_Problem_
All of the records below need to be copied exactly.
START
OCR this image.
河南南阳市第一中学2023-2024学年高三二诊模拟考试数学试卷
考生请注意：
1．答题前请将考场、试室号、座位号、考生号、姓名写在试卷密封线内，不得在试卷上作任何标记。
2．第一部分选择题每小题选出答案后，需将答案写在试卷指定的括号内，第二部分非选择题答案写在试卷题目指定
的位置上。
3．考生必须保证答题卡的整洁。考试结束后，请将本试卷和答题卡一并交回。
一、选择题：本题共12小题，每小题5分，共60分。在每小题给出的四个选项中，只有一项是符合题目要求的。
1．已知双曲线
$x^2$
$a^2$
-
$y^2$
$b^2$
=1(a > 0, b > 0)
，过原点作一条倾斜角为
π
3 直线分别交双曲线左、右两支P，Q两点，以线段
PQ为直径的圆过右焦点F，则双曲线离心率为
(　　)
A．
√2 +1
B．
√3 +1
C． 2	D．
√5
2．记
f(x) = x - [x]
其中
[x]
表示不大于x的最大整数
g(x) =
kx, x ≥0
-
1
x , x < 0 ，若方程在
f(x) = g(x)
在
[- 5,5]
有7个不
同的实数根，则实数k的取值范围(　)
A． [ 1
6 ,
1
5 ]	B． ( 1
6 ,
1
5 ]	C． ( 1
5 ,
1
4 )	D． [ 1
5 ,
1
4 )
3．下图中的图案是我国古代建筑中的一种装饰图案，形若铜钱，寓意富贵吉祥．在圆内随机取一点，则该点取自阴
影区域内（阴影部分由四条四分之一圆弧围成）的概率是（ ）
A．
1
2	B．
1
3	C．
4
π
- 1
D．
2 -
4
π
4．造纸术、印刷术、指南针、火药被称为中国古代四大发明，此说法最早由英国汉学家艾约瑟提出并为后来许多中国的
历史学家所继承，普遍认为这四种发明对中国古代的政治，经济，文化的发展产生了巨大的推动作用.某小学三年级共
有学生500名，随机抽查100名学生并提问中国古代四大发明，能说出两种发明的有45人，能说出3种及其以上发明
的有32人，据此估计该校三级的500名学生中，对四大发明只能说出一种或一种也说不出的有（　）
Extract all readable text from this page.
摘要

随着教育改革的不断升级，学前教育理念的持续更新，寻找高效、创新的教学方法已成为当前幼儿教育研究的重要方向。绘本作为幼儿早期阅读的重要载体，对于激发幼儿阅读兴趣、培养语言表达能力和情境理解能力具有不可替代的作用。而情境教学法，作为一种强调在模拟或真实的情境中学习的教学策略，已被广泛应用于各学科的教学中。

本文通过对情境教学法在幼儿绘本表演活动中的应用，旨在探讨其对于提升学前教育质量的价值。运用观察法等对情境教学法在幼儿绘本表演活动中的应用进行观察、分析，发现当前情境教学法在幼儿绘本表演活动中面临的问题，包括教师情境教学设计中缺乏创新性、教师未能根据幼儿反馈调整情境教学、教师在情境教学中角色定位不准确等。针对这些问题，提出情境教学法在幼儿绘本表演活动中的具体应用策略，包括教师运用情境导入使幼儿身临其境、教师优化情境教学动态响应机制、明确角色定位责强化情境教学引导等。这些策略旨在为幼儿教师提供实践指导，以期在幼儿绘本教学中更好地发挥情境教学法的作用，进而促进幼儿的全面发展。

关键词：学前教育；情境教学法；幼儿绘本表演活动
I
END
_Response_
OCR this image.
河南南阳市第一中学2023-2024学年高三二诊模拟考试数学试卷
考生请注意：
1．答题前请将考场、试室号、座位号、考生号、姓名写在试卷密封线内，不得在试卷上作任何标记。
2．第一部分选择题每小题选出答案后，需将答案写在试卷指定的括号内，第二部分非选择题答案写在试卷题目指定
的位置上。
3．考生必须保证答题卡的整洁。考试结束后，请将本试卷和答题卡一并交回。
一、选择题：本题共12小题，每小题5分，共60分。在每小题给出的四个选项中，只有一项是符合题目要求的。
1．已知双曲线
$x^2$
$a^2$
-
$y^2$
$b^2$
=1(a > 0, b > 0)
，过原点作一条倾斜角为
π
3 直线分别交双曲线左、右两支P，Q两点，以线段
PQ为直径的圆过右焦点F，则双曲线离心率为
(　　)
A．
√2 +1
B．
√3 +1
C． 2	D．
√5
2．记
f(x) = x - [x]
其中
[x]
表示不大于x的最大整数
g(x) =
kx, x ≥0
-
1
x , x < 0 ，若方程在
f(x) = g(x)
在
[- 5,5]
有7个不
同的实数根，则实数k的取值范围(　)
A． [ 1
6 ,
1
5 ]	B． ( 1
6 ,
1
5 ]	C． ( 1
5 ,
1
4 )	D． [ 1
5 ,
1
4 )
3．下图中的图案是我国古代建筑中的一种装饰图案，形若铜钱，寓意富贵吉祥．在圆内随机取一点，则该点取自阴
影区域内（阴影部分由四条四分之一圆弧围成）的概率是（ ）
A．
1
2	B．
1
3	C．
4
π
- 1
D．
2 -
4
π
4．造纸术、印刷术、指南针、火药被称为中国古代四大发明，此说法最早由英国汉学家艾约瑟提出并为后来许多中国的
历史学家所继承，普遍认为这四种发明对中国古代的政治，经济，文化的发展产生了巨大的推动作用.某小学三年级共
有学生500名，随机抽查100名学生并提问中国古代四大发明，能说出两种发明的有45人，能说出3种及其以上发明
的有32人，据此估计该校三级的500名学生中，对四大发明只能说出一种或一种也说不出的有（　）
Extract all readable text from this page.
摘要

随着教育改革的不断升级，学前教育理念的持续更新，寻找高效、创新的教学方法已成为当前幼儿教育研究的重要方向。绘本作为幼儿早期阅读的重要载体，对于激发幼儿阅读兴趣、培养语言表达能力和情境理解能力具有不可替代的作用。而情境教学法，作为一种强调在模拟或真实的情境中学习的教学策略，已被广泛应用于各学科的教学中。

本文通过对情境教学法在幼儿绘本表演活动中的应用，旨在探讨其对于提升学前教育质量的价值。运用观察法等对情境教学法在幼儿绘本表演活动中的应用进行观察、分析，发现当前情境教学法在幼儿绘本表演活动中面临的问题，包括教师情境教学设计中缺乏创新性、教师未能根据幼儿反馈调整情境教学、教师在情境教学中角色定位不准确等。针对这些问题，提出情境教学法在幼儿绘本表演活动中的具体应用策略，包括教师运用情境导入使幼儿身临其境、教师优化情境教学动态响应机制、明确角色定位责强化情境教学引导等。这些策略旨在为幼儿教师提供实践指导，以期在幼儿绘本教学中更好地发挥情境教学法的作用，进而促进幼儿的全面发展。

关键词：学前教育；情境教学法；幼儿绘本表演活动
I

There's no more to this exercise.